Instruction:
Reproduce the listing below exactly, minus its pictures.

___

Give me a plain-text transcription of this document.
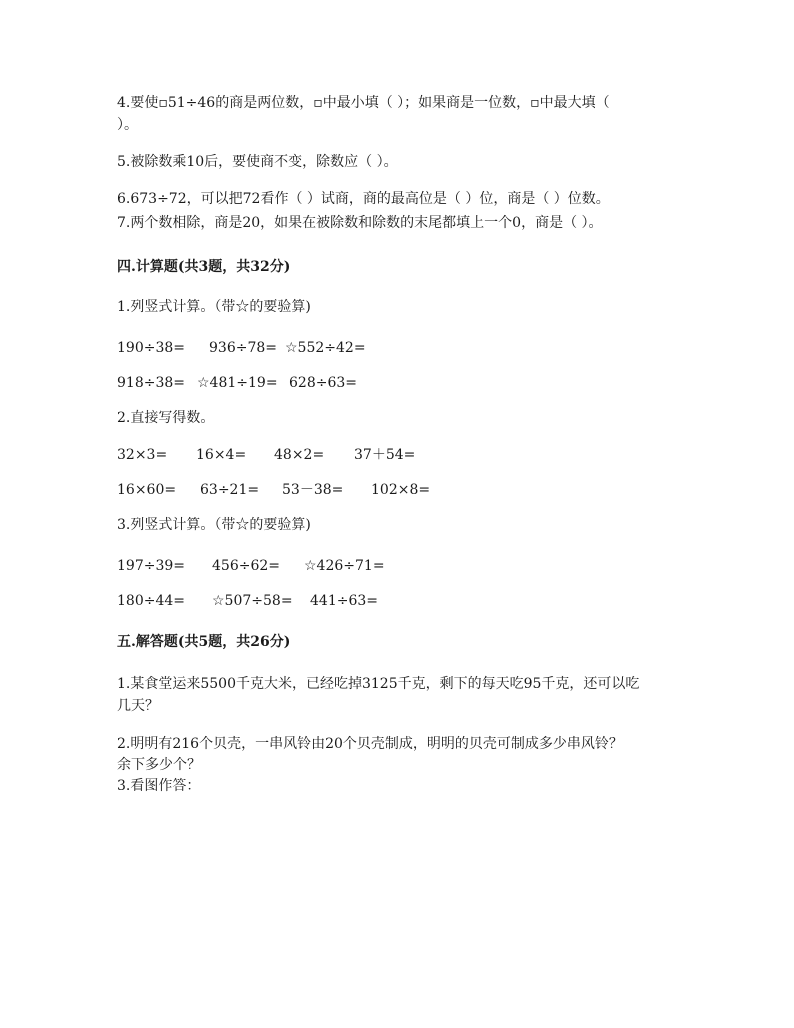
4.要使▫51÷46的商是两位数，▫中最小填（ ）；如果商是一位数，▫中最大填（
）。
5.被除数乘10后，要使商不变，除数应（ ）。
6.673÷72，可以把72看作（ ）试商，商的最高位是（ ）位，商是（ ）位数。
7.两个数相除，商是20，如果在被除数和除数的末尾都填上一个0，商是（ ）。
四.计算题(共3题，共32分)
1.列竖式计算。（带☆的要验算)
190÷38= 936÷78= ☆552÷42=
918÷38= ☆481÷19= 628÷63=
2.直接写得数。
32×3= 16×4= 48×2= 37＋54=
16×60= 63÷21= 53－38= 102×8=
3.列竖式计算。（带☆的要验算)
197÷39= 456÷62= ☆426÷71=
180÷44= ☆507÷58= 441÷63=
五.解答题(共5题，共26分)
1.某食堂运来5500千克大米，已经吃掉3125千克，剩下的每天吃95千克，还可以吃
几天？
2.明明有216个贝壳，一串风铃由20个贝壳制成，明明的贝壳可制成多少串风铃？
余下多少个？
3.看图作答：
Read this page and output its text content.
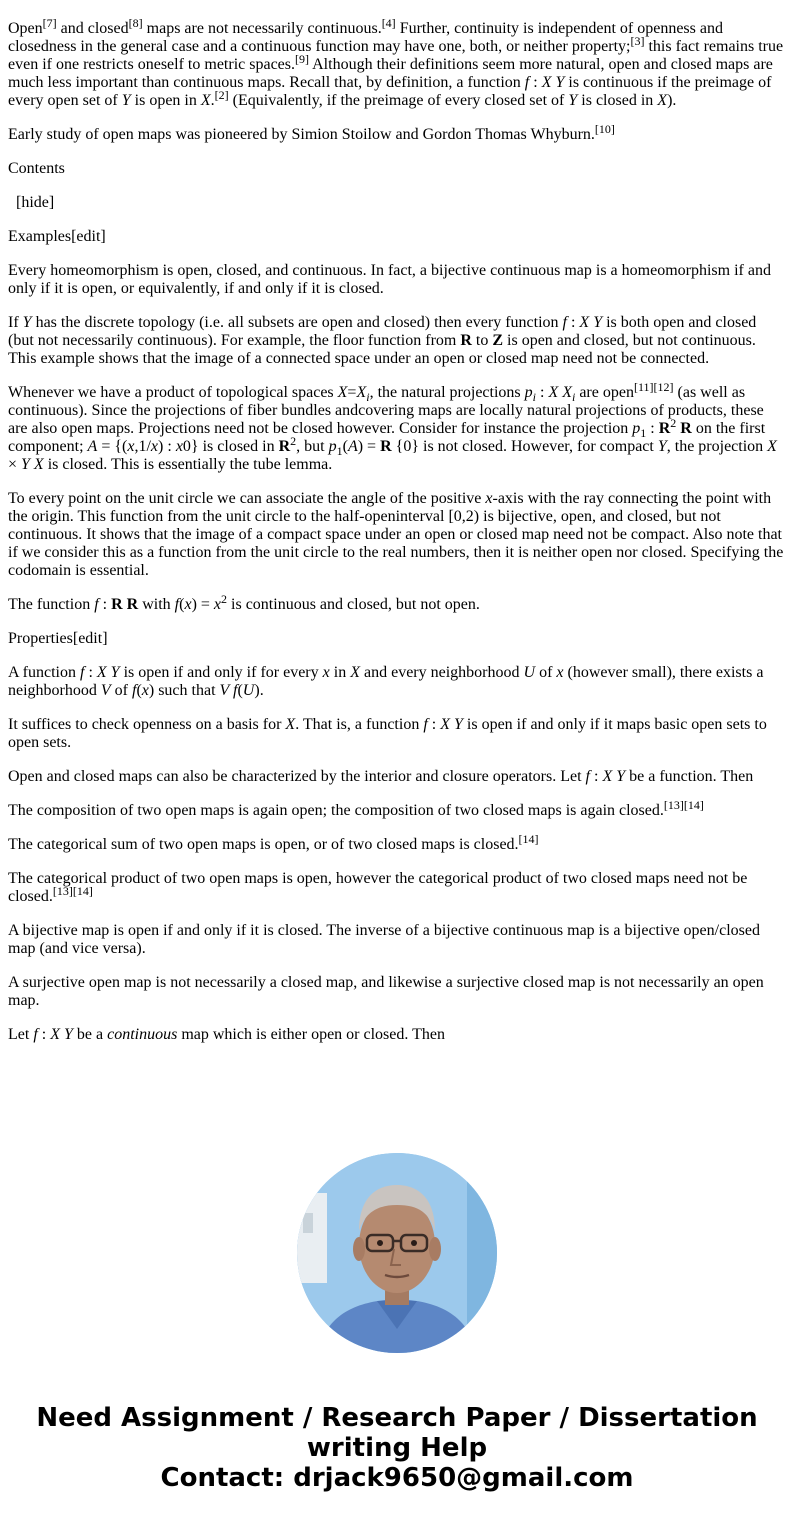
Open[7] and closed[8] maps are not necessarily continuous.[4] Further, continuity is independent of openness and closedness in the general case and a continuous function may have one, both, or neither property;[3] this fact remains true even if one restricts oneself to metric spaces.[9] Although their definitions seem more natural, open and closed maps are much less important than continuous maps. Recall that, by definition, a function f : X Y is continuous if the preimage of every open set of Y is open in X.[2] (Equivalently, if the preimage of every closed set of Y is closed in X).

Early study of open maps was pioneered by Simion Stoilow and Gordon Thomas Whyburn.[10]

Contents

[hide]

Examples[edit]

Every homeomorphism is open, closed, and continuous. In fact, a bijective continuous map is a homeomorphism if and only if it is open, or equivalently, if and only if it is closed.

If Y has the discrete topology (i.e. all subsets are open and closed) then every function f : X Y is both open and closed (but not necessarily continuous). For example, the floor function from R to Z is open and closed, but not continuous. This example shows that the image of a connected space under an open or closed map need not be connected.

Whenever we have a product of topological spaces $X=X_i$, the natural projections $p_i$ : X $X_i$ are open[11][12] (as well as continuous). Since the projections of fiber bundles andcovering maps are locally natural projections of products, these are also open maps. Projections need not be closed however. Consider for instance the projection $p_1$ : $R^2$ R on the first component; A = {(x,1/x) : x0} is closed in $R^2$, but $p_1(A) = R$ {0} is not closed. However, for compact Y, the projection X × Y X is closed. This is essentially the tube lemma.

To every point on the unit circle we can associate the angle of the positive x-axis with the ray connecting the point with the origin. This function from the unit circle to the half-openinterval [0,2) is bijective, open, and closed, but not continuous. It shows that the image of a compact space under an open or closed map need not be compact. Also note that if we consider this as a function from the unit circle to the real numbers, then it is neither open nor closed. Specifying the codomain is essential.

The function f : R R with $f(x) = x^2$ is continuous and closed, but not open.

Properties[edit]

A function f : X Y is open if and only if for every x in X and every neighborhood U of x (however small), there exists a neighborhood V of f(x) such that V f(U).

It suffices to check openness on a basis for X. That is, a function f : X Y is open if and only if it maps basic open sets to open sets.

Open and closed maps can also be characterized by the interior and closure operators. Let f : X Y be a function. Then

The composition of two open maps is again open; the composition of two closed maps is again closed.[13][14]

The categorical sum of two open maps is open, or of two closed maps is closed.[14]

The categorical product of two open maps is open, however the categorical product of two closed maps need not be closed.[13][14]

A bijective map is open if and only if it is closed. The inverse of a bijective continuous map is a bijective open/closed map (and vice versa).

A surjective open map is not necessarily a closed map, and likewise a surjective closed map is not necessarily an open map.

Let f : X Y be a continuous map which is either open or closed. Then

Need Assignment / Research Paper / Dissertation
writing Help
Contact: drjack9650@gmail.com
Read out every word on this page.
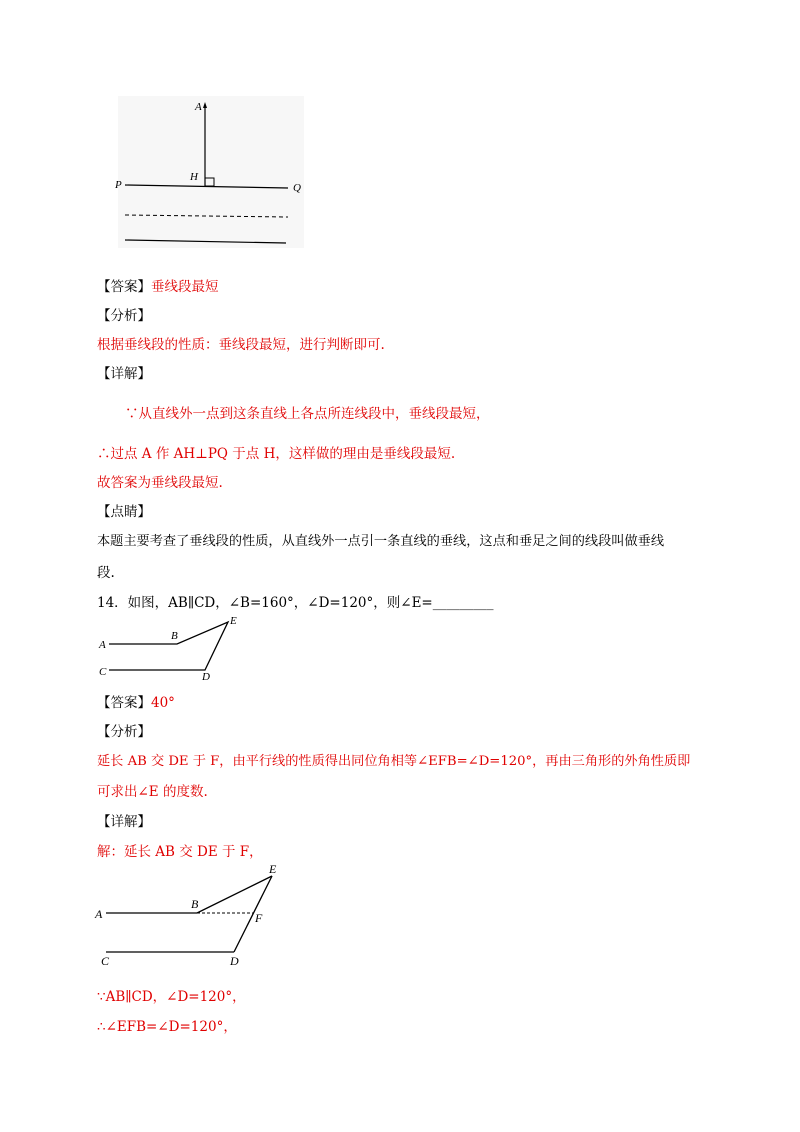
A
H
P	Q
【答案】垂线段最短
【分析】
根据垂线段的性质：垂线段最短，进行判断即可.
【详解】
∵从直线外一点到这条直线上各点所连线段中，垂线段最短，
∴过点 A 作 AH⊥PQ 于点 H，这样做的理由是垂线段最短.
故答案为垂线段最短.
【点睛】
本题主要考查了垂线段的性质，从直线外一点引一条直线的垂线，这点和垂足之间的线段叫做垂线
段.
14．如图，AB∥CD，∠B=160°，∠D=120°，则∠E=_________
A
B
C	D
E
【答案】40°
【分析】
延长 AB 交 DE 于 F，由平行线的性质得出同位角相等∠EFB=∠D=120°，再由三角形的外角性质即
可求出∠E 的度数.
【详解】
解：延长 AB 交 DE 于 F，
A
B
C	D
E
F
∵AB∥CD，∠D=120°，
∴∠EFB=∠D=120°，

___

Solution to the problem:
Give me a plain-text transcription of this document.
4.要使▫51÷46的商是两位数，▫中最小填（ ）；如果商是一位数，▫中最大填（
）。
5.被除数乘10后，要使商不变，除数应（ ）。
6.673÷72，可以把72看作（ ）试商，商的最高位是（ ）位，商是（ ）位数。
7.两个数相除，商是20，如果在被除数和除数的末尾都填上一个0，商是（ ）。
四.计算题(共3题，共32分)
1.列竖式计算。（带☆的要验算)
190÷38= 936÷78= ☆552÷42=
918÷38= ☆481÷19= 628÷63=
2.直接写得数。
32×3= 16×4= 48×2= 37＋54=
16×60= 63÷21= 53－38= 102×8=
3.列竖式计算。（带☆的要验算)
197÷39= 456÷62= ☆426÷71=
180÷44= ☆507÷58= 441÷63=
五.解答题(共5题，共26分)
1.某食堂运来5500千克大米，已经吃掉3125千克，剩下的每天吃95千克，还可以吃
几天？
2.明明有216个贝壳，一串风铃由20个贝壳制成，明明的贝壳可制成多少串风铃？
余下多少个？
3.看图作答：
Read this page and output its text content.
Open[7] and closed[8] maps are not necessarily continuous.[4] Further, continuity is independent of openness and closedness in the general case and a continuous function may have one, both, or neither property;[3] this fact remains true even if one restricts oneself to metric spaces.[9] Although their definitions seem more natural, open and closed maps are much less important than continuous maps. Recall that, by definition, a function f : X Y is continuous if the preimage of every open set of Y is open in X.[2] (Equivalently, if the preimage of every closed set of Y is closed in X).

Early study of open maps was pioneered by Simion Stoilow and Gordon Thomas Whyburn.[10]

Contents

[hide]

Examples[edit]

Every homeomorphism is open, closed, and continuous. In fact, a bijective continuous map is a homeomorphism if and only if it is open, or equivalently, if and only if it is closed.

If Y has the discrete topology (i.e. all subsets are open and closed) then every function f : X Y is both open and closed (but not necessarily continuous). For example, the floor function from R to Z is open and closed, but not continuous. This example shows that the image of a connected space under an open or closed map need not be connected.

Whenever we have a product of topological spaces $X=X_i$, the natural projections $p_i$ : X $X_i$ are open[11][12] (as well as continuous). Since the projections of fiber bundles andcovering maps are locally natural projections of products, these are also open maps. Projections need not be closed however. Consider for instance the projection $p_1$ : $R^2$ R on the first component; A = {(x,1/x) : x0} is closed in $R^2$, but $p_1(A) = R$ {0} is not closed. However, for compact Y, the projection X × Y X is closed. This is essentially the tube lemma.

To every point on the unit circle we can associate the angle of the positive x-axis with the ray connecting the point with the origin. This function from the unit circle to the half-openinterval [0,2) is bijective, open, and closed, but not continuous. It shows that the image of a compact space under an open or closed map need not be compact. Also note that if we consider this as a function from the unit circle to the real numbers, then it is neither open nor closed. Specifying the codomain is essential.

The function f : R R with $f(x) = x^2$ is continuous and closed, but not open.

Properties[edit]

A function f : X Y is open if and only if for every x in X and every neighborhood U of x (however small), there exists a neighborhood V of f(x) such that V f(U).

It suffices to check openness on a basis for X. That is, a function f : X Y is open if and only if it maps basic open sets to open sets.

Open and closed maps can also be characterized by the interior and closure operators. Let f : X Y be a function. Then

The composition of two open maps is again open; the composition of two closed maps is again closed.[13][14]

The categorical sum of two open maps is open, or of two closed maps is closed.[14]

The categorical product of two open maps is open, however the categorical product of two closed maps need not be closed.[13][14]

A bijective map is open if and only if it is closed. The inverse of a bijective continuous map is a bijective open/closed map (and vice versa).

A surjective open map is not necessarily a closed map, and likewise a surjective closed map is not necessarily an open map.

Let f : X Y be a continuous map which is either open or closed. Then

Need Assignment / Research Paper / Dissertation
writing Help
Contact: drjack9650@gmail.com
Read out every word on this page.
A
H
P	Q
【答案】垂线段最短
【分析】
根据垂线段的性质：垂线段最短，进行判断即可.
【详解】
∵从直线外一点到这条直线上各点所连线段中，垂线段最短，
∴过点 A 作 AH⊥PQ 于点 H，这样做的理由是垂线段最短.
故答案为垂线段最短.
【点睛】
本题主要考查了垂线段的性质，从直线外一点引一条直线的垂线，这点和垂足之间的线段叫做垂线
段.
14．如图，AB∥CD，∠B=160°，∠D=120°，则∠E=_________
A
B
C	D
E
【答案】40°
【分析】
延长 AB 交 DE 于 F，由平行线的性质得出同位角相等∠EFB=∠D=120°，再由三角形的外角性质即
可求出∠E 的度数.
【详解】
解：延长 AB 交 DE 于 F，
A
B
C	D
E
F
∵AB∥CD，∠D=120°，
∴∠EFB=∠D=120°，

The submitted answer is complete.